Stored data:
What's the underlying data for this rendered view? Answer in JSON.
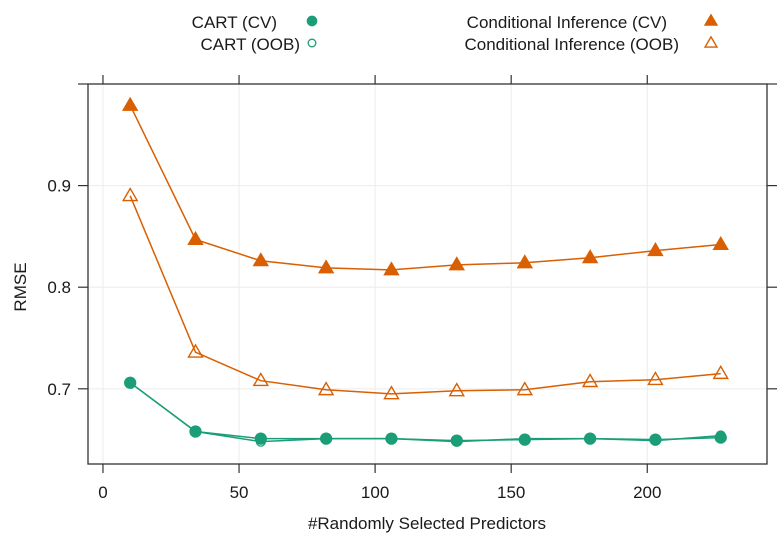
{
  "chart_data": {
    "type": "line",
    "title": "",
    "xlabel": "#Randomly Selected Predictors",
    "ylabel": "RMSE",
    "xlim": [
      -5.5,
      244
    ],
    "ylim": [
      0.626,
      1.0
    ],
    "xticks": [
      0,
      50,
      100,
      150,
      200
    ],
    "xtick_labels": [
      "0",
      "50",
      "100",
      "150",
      "200"
    ],
    "yticks": [
      0.7,
      0.8,
      0.9
    ],
    "ytick_labels": [
      "0.7",
      "0.8",
      "0.9"
    ],
    "right_ticks": [
      0.7,
      0.8,
      0.9,
      1.0
    ],
    "grid": true,
    "legend_position": "top",
    "x": [
      10,
      34,
      58,
      82,
      106,
      130,
      155,
      179,
      203,
      227
    ],
    "series": [
      {
        "name": "CART (CV)",
        "marker": "filled-circle",
        "color": "#1b9e77",
        "values": [
          0.706,
          0.658,
          0.651,
          0.651,
          0.651,
          0.649,
          0.65,
          0.651,
          0.65,
          0.652
        ]
      },
      {
        "name": "CART (OOB)",
        "marker": "open-circle",
        "color": "#1b9e77",
        "values": [
          0.706,
          0.658,
          0.648,
          0.651,
          0.651,
          0.648,
          0.651,
          0.651,
          0.649,
          0.654
        ]
      },
      {
        "name": "Conditional Inference (CV)",
        "marker": "filled-triangle",
        "color": "#d95f02",
        "values": [
          0.979,
          0.847,
          0.826,
          0.819,
          0.817,
          0.822,
          0.824,
          0.829,
          0.836,
          0.842
        ]
      },
      {
        "name": "Conditional Inference (OOB)",
        "marker": "open-triangle",
        "color": "#d95f02",
        "values": [
          0.89,
          0.736,
          0.708,
          0.699,
          0.695,
          0.698,
          0.699,
          0.707,
          0.709,
          0.715
        ]
      }
    ]
  }
}
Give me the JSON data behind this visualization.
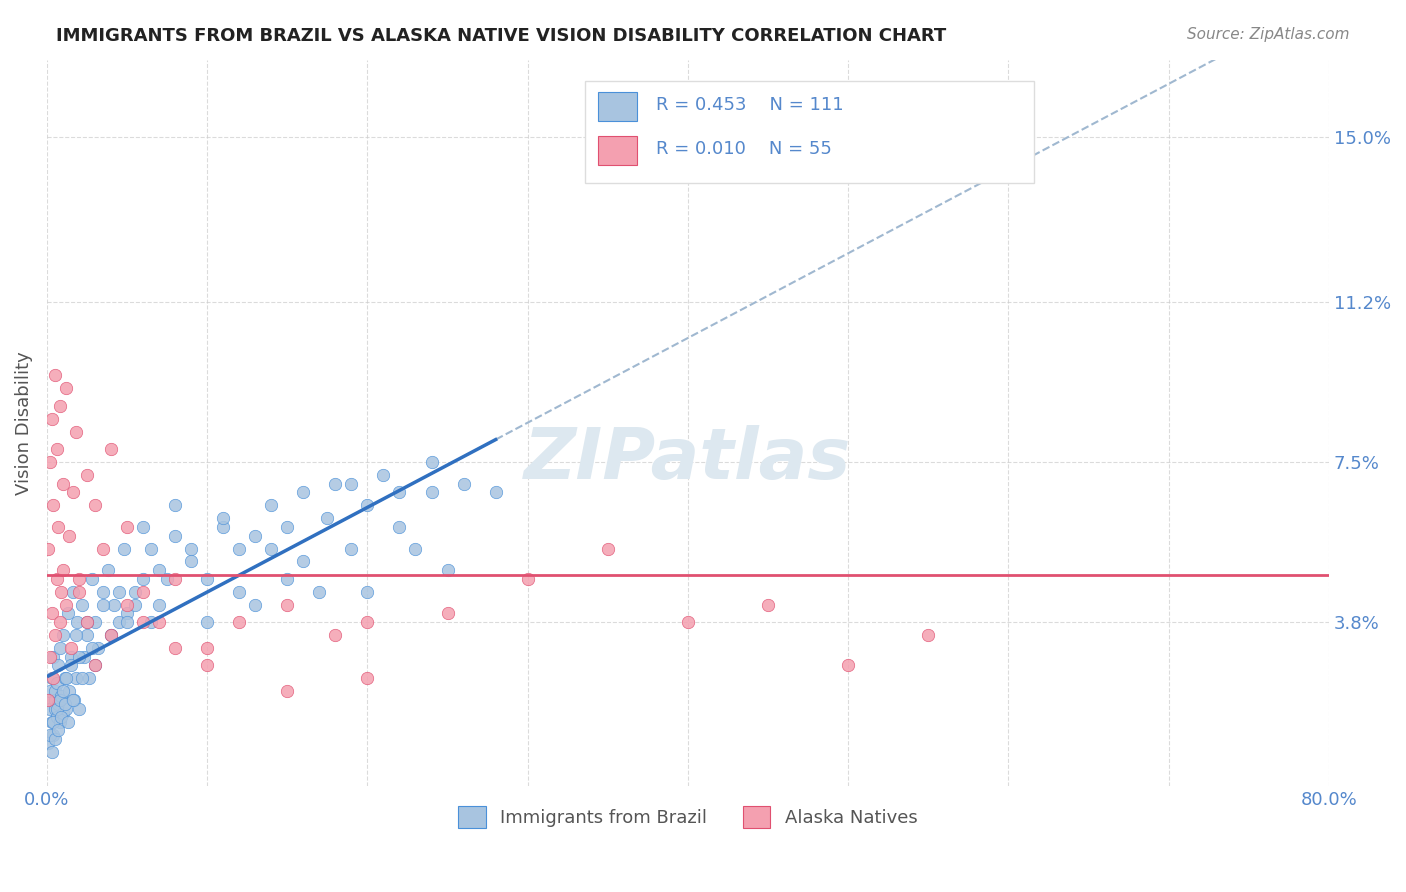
{
  "title": "IMMIGRANTS FROM BRAZIL VS ALASKA NATIVE VISION DISABILITY CORRELATION CHART",
  "source_text": "Source: ZipAtlas.com",
  "xlabel": "",
  "ylabel": "Vision Disability",
  "legend_label_blue": "Immigrants from Brazil",
  "legend_label_pink": "Alaska Natives",
  "r_blue": "R = 0.453",
  "n_blue": "N = 111",
  "r_pink": "R = 0.010",
  "n_pink": "N = 55",
  "xlim": [
    0.0,
    0.8
  ],
  "ylim": [
    0.0,
    0.168
  ],
  "xticks": [
    0.0,
    0.1,
    0.2,
    0.3,
    0.4,
    0.5,
    0.6,
    0.7,
    0.8
  ],
  "xtick_labels": [
    "0.0%",
    "",
    "",
    "",
    "",
    "",
    "",
    "",
    "80.0%"
  ],
  "ytick_positions": [
    0.038,
    0.075,
    0.112,
    0.15
  ],
  "ytick_labels": [
    "3.8%",
    "7.5%",
    "11.2%",
    "15.0%"
  ],
  "background_color": "#ffffff",
  "grid_color": "#cccccc",
  "blue_color": "#a8c4e0",
  "blue_dark": "#4a90d9",
  "pink_color": "#f4a0b0",
  "pink_dark": "#e05070",
  "trend_blue_color": "#3070c0",
  "trend_pink_color": "#e05070",
  "trend_dashed_color": "#a0b8d0",
  "title_color": "#222222",
  "axis_label_color": "#555555",
  "tick_color": "#5588cc",
  "watermark_color": "#dde8f0",
  "blue_scatter": {
    "x": [
      0.001,
      0.002,
      0.002,
      0.003,
      0.003,
      0.004,
      0.004,
      0.005,
      0.005,
      0.005,
      0.006,
      0.006,
      0.007,
      0.007,
      0.008,
      0.008,
      0.009,
      0.01,
      0.01,
      0.011,
      0.012,
      0.013,
      0.014,
      0.015,
      0.016,
      0.017,
      0.018,
      0.019,
      0.02,
      0.022,
      0.023,
      0.025,
      0.026,
      0.028,
      0.03,
      0.032,
      0.035,
      0.038,
      0.04,
      0.042,
      0.045,
      0.048,
      0.05,
      0.055,
      0.06,
      0.065,
      0.07,
      0.075,
      0.08,
      0.09,
      0.1,
      0.11,
      0.12,
      0.13,
      0.14,
      0.15,
      0.16,
      0.17,
      0.18,
      0.19,
      0.2,
      0.22,
      0.23,
      0.24,
      0.25,
      0.001,
      0.002,
      0.003,
      0.004,
      0.005,
      0.006,
      0.007,
      0.008,
      0.009,
      0.01,
      0.011,
      0.012,
      0.013,
      0.015,
      0.016,
      0.018,
      0.02,
      0.022,
      0.025,
      0.028,
      0.03,
      0.035,
      0.04,
      0.045,
      0.05,
      0.055,
      0.06,
      0.065,
      0.07,
      0.08,
      0.09,
      0.1,
      0.11,
      0.12,
      0.13,
      0.14,
      0.15,
      0.16,
      0.175,
      0.19,
      0.2,
      0.21,
      0.22,
      0.24,
      0.26,
      0.28
    ],
    "y": [
      0.02,
      0.018,
      0.022,
      0.015,
      0.025,
      0.012,
      0.03,
      0.018,
      0.02,
      0.022,
      0.016,
      0.024,
      0.019,
      0.028,
      0.015,
      0.032,
      0.021,
      0.017,
      0.035,
      0.025,
      0.018,
      0.04,
      0.022,
      0.03,
      0.045,
      0.02,
      0.025,
      0.038,
      0.018,
      0.042,
      0.03,
      0.035,
      0.025,
      0.048,
      0.038,
      0.032,
      0.045,
      0.05,
      0.035,
      0.042,
      0.038,
      0.055,
      0.04,
      0.045,
      0.06,
      0.038,
      0.042,
      0.048,
      0.065,
      0.055,
      0.038,
      0.06,
      0.045,
      0.042,
      0.055,
      0.048,
      0.052,
      0.045,
      0.07,
      0.055,
      0.045,
      0.06,
      0.055,
      0.068,
      0.05,
      0.01,
      0.012,
      0.008,
      0.015,
      0.011,
      0.018,
      0.013,
      0.02,
      0.016,
      0.022,
      0.019,
      0.025,
      0.015,
      0.028,
      0.02,
      0.035,
      0.03,
      0.025,
      0.038,
      0.032,
      0.028,
      0.042,
      0.035,
      0.045,
      0.038,
      0.042,
      0.048,
      0.055,
      0.05,
      0.058,
      0.052,
      0.048,
      0.062,
      0.055,
      0.058,
      0.065,
      0.06,
      0.068,
      0.062,
      0.07,
      0.065,
      0.072,
      0.068,
      0.075,
      0.07,
      0.068
    ]
  },
  "pink_scatter": {
    "x": [
      0.001,
      0.002,
      0.003,
      0.004,
      0.005,
      0.006,
      0.007,
      0.008,
      0.009,
      0.01,
      0.012,
      0.014,
      0.016,
      0.018,
      0.02,
      0.025,
      0.03,
      0.035,
      0.04,
      0.05,
      0.06,
      0.07,
      0.08,
      0.1,
      0.12,
      0.15,
      0.18,
      0.2,
      0.25,
      0.3,
      0.35,
      0.4,
      0.45,
      0.5,
      0.55,
      0.001,
      0.002,
      0.003,
      0.004,
      0.005,
      0.006,
      0.008,
      0.01,
      0.012,
      0.015,
      0.02,
      0.025,
      0.03,
      0.04,
      0.05,
      0.06,
      0.08,
      0.1,
      0.15,
      0.2
    ],
    "y": [
      0.055,
      0.075,
      0.085,
      0.065,
      0.095,
      0.078,
      0.06,
      0.088,
      0.045,
      0.07,
      0.092,
      0.058,
      0.068,
      0.082,
      0.048,
      0.072,
      0.065,
      0.055,
      0.078,
      0.06,
      0.045,
      0.038,
      0.048,
      0.032,
      0.038,
      0.042,
      0.035,
      0.038,
      0.04,
      0.048,
      0.055,
      0.038,
      0.042,
      0.028,
      0.035,
      0.02,
      0.03,
      0.04,
      0.025,
      0.035,
      0.048,
      0.038,
      0.05,
      0.042,
      0.032,
      0.045,
      0.038,
      0.028,
      0.035,
      0.042,
      0.038,
      0.032,
      0.028,
      0.022,
      0.025
    ]
  }
}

(Stated exercise): Which lines hold the word "ylabel"? Return all of them from the records above.

(Answer to this problem):
    "ylabel": "RMSE",
  "ylabel": "Vision Disability",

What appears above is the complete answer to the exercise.